§ **DIRECTIONS FOR THIS TASK**: Set down word for word the part of the Zang Cailing profile below that runs between "Personal information" and "(5 ft 8 in)", inclusive.

§ **DOCUMENT EXTRACT**:
Zang Cailing 臧蔡灵

Personal information
- Full name: Zang Cailing
- Date of birth: 18 May 1954 (age 71)
- Place of birth: Dalian, Liaoning, China
- Height: 1.73 m (5 ft 8 in)
- Position: Defender

Youth career
- 1969–1972: Dalian Sports School

Senior career*
- Years: Team / Apps / (Gls)
- 1972–1975: Dalian Mining Plant
- 1975–1977: Air Force Football Team
- 1984–1985: Bayi Football Team
- 1985–1986: Dalian FC

International career
- 1980–1982: China / 23 / (0)

Managerial career
- 1986–1987: Dalian FC Youth

= Zang Cailing =

Chinese footballer and coach

Zang Cailing (臧蔡灵; born May 18, 1954, in Dalian) is a Chinese coach and former international football player who represented Dalian Mining Plant, Air Force Football Team, Bayi Football Team and Dalian FC while internationally he played for China in the 1980 Asian Cup.

§ **DATA PROVIDED**:

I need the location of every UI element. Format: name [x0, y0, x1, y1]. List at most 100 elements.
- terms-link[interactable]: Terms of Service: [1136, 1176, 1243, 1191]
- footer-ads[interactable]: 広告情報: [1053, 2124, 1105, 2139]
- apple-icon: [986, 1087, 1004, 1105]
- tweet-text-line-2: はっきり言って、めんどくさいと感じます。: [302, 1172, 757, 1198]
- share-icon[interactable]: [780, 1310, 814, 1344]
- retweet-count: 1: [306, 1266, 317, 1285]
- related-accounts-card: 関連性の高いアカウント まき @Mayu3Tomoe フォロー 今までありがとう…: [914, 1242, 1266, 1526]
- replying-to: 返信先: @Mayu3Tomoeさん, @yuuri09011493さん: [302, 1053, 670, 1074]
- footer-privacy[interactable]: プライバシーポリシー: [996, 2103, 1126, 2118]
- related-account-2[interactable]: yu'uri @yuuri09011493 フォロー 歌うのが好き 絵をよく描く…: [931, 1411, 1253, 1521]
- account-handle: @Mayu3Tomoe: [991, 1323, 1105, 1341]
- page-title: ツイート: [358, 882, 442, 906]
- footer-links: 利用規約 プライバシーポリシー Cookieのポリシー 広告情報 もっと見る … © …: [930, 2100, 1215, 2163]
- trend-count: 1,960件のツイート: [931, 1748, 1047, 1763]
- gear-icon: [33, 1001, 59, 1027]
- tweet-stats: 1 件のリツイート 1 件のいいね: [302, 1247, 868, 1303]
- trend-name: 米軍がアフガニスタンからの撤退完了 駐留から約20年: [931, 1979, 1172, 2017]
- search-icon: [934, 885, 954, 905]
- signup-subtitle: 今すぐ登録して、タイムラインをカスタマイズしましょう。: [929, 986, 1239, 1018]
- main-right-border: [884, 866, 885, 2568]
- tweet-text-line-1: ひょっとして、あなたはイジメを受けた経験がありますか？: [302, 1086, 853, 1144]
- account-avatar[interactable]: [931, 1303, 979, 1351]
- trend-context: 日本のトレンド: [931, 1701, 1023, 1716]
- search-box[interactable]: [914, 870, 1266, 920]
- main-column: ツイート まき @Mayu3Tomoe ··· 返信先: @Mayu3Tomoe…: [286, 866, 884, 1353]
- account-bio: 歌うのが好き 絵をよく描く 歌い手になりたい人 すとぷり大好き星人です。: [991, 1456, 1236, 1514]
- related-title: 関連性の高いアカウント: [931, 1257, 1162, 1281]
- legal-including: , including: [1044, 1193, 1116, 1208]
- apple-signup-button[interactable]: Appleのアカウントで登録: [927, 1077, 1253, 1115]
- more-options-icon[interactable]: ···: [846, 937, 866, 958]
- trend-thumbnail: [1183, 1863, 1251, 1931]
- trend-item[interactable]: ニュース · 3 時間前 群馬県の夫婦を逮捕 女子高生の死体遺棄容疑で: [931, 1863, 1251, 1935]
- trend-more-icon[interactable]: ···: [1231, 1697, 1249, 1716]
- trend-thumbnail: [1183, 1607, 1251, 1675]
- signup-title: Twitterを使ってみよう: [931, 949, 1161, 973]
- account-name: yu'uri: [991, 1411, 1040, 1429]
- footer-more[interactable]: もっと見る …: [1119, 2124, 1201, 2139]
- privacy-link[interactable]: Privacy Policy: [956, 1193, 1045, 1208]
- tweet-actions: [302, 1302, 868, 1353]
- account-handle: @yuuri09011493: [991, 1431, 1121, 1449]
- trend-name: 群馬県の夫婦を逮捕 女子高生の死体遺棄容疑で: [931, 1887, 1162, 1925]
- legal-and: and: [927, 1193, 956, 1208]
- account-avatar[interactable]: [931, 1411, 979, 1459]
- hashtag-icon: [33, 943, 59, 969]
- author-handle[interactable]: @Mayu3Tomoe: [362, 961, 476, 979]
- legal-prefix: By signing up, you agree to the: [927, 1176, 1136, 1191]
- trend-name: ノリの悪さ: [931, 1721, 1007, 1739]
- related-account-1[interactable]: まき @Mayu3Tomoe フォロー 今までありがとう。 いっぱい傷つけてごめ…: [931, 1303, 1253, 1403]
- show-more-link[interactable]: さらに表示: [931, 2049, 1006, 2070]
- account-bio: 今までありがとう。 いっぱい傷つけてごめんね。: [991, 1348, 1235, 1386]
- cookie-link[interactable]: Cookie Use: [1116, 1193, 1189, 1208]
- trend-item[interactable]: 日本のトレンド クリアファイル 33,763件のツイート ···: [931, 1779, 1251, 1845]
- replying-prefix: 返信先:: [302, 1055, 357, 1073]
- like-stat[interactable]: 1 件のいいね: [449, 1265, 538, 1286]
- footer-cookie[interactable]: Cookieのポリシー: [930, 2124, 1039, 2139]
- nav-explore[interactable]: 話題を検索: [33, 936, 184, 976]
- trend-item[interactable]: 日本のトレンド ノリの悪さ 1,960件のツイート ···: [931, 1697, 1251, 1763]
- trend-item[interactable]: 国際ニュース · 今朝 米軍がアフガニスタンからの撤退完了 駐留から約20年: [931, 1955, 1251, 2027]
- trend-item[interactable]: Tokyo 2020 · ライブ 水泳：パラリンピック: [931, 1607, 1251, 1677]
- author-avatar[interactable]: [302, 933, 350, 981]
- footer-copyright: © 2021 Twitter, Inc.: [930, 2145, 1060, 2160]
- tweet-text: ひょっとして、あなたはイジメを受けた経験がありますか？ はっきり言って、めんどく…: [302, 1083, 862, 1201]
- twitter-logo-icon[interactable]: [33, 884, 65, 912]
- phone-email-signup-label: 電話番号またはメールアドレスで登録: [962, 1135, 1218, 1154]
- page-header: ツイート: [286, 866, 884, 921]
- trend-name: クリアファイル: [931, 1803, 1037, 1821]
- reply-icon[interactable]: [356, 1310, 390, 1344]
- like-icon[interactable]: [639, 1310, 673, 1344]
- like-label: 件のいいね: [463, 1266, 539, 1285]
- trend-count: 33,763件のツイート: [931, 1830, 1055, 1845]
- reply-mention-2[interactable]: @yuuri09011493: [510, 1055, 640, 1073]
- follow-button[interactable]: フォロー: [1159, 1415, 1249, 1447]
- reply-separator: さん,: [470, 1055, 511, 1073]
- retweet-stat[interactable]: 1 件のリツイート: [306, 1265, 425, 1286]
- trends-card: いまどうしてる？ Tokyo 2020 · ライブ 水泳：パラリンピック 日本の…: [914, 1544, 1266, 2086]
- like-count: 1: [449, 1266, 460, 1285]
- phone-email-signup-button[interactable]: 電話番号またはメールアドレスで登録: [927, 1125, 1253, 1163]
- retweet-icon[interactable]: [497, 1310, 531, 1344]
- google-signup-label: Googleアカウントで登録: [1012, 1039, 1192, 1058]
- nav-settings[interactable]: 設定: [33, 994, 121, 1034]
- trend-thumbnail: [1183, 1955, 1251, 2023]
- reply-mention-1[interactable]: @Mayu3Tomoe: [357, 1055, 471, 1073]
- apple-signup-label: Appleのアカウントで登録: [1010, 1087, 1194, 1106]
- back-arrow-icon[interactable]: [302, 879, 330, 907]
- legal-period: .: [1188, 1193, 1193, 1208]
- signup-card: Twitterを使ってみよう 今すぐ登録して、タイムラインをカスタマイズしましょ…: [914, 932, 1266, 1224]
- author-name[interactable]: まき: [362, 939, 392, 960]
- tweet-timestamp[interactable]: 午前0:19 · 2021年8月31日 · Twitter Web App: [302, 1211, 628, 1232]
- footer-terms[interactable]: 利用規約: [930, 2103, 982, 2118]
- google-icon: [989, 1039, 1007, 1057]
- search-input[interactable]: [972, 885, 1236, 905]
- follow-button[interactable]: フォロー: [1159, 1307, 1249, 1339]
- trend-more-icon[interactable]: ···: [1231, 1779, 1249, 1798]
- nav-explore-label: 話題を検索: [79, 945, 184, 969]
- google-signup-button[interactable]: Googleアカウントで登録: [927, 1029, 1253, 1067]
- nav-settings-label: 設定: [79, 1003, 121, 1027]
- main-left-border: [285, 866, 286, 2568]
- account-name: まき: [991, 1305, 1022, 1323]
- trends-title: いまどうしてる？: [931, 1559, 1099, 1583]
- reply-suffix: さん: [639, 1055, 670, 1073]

§ **ANSWER TO THE PROBLEM**:
Personal information
- Full name: Zang Cailing
- Date of birth: 18 May 1954 (age 71)
- Place of birth: Dalian, Liaoning, China
- Height: 1.73 m (5 ft 8 in)